Scan the material and copy every line in which "previsti" appears.

___ RECORDS FOR THIS TASK ___

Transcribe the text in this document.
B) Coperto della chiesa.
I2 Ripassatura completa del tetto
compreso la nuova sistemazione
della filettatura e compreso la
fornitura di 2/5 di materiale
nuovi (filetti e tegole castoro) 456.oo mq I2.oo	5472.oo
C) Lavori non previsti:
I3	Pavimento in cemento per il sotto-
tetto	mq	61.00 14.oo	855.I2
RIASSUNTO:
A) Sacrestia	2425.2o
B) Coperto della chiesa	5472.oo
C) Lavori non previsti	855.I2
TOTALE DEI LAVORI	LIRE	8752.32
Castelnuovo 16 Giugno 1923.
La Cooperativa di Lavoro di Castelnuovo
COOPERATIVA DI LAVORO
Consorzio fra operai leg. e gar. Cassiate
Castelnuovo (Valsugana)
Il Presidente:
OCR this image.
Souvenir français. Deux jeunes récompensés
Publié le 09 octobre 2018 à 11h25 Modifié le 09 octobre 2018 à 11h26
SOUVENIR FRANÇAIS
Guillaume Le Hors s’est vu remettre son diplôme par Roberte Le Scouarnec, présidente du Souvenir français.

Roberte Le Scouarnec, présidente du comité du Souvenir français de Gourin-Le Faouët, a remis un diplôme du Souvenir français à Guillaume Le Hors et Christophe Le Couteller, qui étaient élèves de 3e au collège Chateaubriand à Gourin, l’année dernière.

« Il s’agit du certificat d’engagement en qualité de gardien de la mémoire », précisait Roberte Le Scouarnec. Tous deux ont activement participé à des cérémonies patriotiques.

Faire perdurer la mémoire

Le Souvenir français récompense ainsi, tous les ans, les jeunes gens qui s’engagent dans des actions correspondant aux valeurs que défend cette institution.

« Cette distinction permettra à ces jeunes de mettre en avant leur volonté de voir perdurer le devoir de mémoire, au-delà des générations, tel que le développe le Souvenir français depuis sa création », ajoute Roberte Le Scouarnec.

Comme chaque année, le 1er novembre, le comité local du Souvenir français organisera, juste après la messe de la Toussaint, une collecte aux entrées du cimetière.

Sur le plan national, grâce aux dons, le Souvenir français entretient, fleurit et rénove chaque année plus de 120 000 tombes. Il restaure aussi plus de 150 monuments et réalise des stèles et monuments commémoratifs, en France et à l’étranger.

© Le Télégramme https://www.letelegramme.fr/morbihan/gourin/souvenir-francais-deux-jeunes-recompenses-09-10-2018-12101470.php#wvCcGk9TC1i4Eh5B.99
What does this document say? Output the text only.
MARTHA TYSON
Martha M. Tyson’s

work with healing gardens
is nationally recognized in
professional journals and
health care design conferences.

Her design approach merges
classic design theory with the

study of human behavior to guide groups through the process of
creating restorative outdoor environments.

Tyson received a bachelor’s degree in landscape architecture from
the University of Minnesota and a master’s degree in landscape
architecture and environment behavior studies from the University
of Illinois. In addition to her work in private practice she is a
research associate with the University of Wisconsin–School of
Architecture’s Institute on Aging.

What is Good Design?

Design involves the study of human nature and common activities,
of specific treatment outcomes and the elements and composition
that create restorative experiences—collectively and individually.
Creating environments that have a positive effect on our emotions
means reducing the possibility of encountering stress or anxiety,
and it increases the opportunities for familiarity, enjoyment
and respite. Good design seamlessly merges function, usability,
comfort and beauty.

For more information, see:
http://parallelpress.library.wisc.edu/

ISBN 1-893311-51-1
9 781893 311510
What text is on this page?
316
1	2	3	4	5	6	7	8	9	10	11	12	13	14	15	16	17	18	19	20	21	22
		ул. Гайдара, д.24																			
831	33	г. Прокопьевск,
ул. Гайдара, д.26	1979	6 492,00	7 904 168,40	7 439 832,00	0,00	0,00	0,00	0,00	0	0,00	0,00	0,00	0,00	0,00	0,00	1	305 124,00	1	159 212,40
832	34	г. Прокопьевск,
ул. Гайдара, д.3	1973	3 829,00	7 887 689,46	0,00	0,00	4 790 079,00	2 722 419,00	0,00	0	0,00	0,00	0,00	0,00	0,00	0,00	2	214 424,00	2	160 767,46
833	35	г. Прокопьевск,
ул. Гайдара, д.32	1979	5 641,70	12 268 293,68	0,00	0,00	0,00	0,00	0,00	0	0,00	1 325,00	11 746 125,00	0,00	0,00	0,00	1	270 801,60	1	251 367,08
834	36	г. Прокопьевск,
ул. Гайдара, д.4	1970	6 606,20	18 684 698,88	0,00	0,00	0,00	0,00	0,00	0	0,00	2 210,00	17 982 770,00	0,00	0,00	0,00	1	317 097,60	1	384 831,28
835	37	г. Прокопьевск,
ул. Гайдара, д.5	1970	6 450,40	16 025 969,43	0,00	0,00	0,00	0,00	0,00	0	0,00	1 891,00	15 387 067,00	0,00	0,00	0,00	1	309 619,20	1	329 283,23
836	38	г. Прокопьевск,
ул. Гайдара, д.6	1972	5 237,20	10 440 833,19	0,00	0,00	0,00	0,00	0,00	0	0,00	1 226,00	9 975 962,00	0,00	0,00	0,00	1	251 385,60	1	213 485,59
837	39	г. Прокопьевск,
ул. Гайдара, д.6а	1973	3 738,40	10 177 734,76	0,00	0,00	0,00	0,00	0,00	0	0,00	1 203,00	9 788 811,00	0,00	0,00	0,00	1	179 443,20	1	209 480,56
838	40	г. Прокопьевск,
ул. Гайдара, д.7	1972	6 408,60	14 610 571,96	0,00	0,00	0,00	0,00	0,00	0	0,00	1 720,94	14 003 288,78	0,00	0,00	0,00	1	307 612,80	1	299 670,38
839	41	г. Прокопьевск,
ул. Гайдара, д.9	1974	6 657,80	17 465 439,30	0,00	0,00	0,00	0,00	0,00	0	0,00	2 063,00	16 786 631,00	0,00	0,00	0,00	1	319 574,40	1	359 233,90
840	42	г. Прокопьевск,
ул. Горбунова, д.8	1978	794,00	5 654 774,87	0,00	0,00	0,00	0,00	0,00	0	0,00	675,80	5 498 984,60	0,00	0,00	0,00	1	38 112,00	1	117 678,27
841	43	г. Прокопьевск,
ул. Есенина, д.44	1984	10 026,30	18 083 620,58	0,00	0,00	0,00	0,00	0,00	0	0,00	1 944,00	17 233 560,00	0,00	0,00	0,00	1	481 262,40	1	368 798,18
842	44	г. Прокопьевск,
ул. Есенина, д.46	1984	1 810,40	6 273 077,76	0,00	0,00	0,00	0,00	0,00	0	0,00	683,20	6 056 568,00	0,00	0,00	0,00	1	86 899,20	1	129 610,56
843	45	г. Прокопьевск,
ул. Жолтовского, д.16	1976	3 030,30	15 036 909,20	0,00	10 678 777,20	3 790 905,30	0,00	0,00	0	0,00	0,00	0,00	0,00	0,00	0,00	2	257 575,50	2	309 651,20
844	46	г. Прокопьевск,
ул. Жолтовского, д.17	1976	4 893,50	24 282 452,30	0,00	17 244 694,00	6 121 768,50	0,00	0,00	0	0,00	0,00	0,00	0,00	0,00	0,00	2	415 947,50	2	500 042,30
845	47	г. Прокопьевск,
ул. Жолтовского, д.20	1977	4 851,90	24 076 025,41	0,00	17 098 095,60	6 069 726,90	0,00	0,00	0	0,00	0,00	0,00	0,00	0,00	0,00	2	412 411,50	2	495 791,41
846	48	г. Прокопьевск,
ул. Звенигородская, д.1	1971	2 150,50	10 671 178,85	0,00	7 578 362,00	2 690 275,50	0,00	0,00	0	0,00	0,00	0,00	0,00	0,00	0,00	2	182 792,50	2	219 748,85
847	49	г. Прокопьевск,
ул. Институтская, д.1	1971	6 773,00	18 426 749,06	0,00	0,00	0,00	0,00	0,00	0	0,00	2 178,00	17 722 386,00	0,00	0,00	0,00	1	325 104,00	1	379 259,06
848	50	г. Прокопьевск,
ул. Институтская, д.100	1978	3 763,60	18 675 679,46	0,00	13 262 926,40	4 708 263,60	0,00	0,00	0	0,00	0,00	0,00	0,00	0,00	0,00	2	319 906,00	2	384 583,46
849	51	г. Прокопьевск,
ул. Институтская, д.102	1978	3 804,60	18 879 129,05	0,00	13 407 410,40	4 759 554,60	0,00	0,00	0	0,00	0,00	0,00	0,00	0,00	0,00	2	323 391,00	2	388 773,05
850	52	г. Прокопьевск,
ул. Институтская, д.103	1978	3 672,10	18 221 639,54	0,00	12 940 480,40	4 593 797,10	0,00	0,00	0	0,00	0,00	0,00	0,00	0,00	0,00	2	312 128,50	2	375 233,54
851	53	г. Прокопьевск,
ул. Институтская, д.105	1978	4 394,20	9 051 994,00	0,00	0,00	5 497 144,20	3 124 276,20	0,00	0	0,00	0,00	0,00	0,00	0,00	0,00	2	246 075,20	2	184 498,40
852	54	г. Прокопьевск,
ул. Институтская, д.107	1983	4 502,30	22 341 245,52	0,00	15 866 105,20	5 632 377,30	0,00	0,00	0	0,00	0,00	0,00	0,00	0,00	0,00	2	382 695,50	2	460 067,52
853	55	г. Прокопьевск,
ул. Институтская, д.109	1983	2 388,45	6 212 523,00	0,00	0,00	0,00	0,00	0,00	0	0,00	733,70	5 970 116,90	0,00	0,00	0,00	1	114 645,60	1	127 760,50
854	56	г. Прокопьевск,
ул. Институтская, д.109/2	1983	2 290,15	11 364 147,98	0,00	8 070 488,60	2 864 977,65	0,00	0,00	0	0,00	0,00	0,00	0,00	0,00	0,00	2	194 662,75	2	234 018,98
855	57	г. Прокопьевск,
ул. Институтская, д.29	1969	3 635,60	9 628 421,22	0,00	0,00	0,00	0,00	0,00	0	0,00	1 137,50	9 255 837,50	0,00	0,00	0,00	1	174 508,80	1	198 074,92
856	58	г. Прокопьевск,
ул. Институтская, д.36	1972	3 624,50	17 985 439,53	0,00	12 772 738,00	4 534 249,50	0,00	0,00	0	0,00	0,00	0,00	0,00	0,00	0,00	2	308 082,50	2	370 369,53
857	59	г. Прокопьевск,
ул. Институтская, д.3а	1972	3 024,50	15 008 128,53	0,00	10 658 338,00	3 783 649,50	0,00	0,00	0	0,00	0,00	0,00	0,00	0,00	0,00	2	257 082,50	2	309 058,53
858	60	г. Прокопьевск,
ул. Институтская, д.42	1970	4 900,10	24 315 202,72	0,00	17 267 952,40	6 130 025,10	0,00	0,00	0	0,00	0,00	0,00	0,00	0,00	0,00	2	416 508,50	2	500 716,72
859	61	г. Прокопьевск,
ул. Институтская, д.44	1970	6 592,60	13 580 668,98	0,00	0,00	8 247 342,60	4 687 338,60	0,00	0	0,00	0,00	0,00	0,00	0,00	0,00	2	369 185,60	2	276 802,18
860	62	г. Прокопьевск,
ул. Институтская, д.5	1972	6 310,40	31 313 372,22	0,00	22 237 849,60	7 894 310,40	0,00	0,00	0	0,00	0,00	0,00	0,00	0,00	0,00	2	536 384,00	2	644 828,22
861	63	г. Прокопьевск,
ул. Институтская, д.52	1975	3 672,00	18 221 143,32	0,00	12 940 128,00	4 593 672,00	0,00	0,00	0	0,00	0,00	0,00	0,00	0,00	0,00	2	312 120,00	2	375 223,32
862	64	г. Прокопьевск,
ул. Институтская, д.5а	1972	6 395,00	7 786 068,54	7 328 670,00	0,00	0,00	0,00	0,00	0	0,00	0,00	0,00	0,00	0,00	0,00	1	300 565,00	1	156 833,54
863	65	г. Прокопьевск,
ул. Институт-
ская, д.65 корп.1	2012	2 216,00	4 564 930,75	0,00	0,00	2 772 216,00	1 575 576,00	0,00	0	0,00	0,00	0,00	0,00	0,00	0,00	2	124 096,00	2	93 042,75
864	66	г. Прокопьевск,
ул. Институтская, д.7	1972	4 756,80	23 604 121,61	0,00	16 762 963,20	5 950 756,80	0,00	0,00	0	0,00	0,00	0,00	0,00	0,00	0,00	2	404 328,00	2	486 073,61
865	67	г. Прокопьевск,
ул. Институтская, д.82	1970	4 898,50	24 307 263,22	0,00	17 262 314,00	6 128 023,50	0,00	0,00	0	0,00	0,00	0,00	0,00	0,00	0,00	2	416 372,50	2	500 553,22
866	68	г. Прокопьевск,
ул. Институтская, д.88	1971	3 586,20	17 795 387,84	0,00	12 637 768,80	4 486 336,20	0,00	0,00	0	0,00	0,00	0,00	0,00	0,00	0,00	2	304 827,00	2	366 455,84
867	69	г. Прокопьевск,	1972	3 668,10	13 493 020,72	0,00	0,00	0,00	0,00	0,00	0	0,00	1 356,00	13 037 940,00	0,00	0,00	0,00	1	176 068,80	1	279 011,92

___

* [EXPECTED OUTPUT]
C) Lavori non previsti:
C) Lavori non previsti	855.I2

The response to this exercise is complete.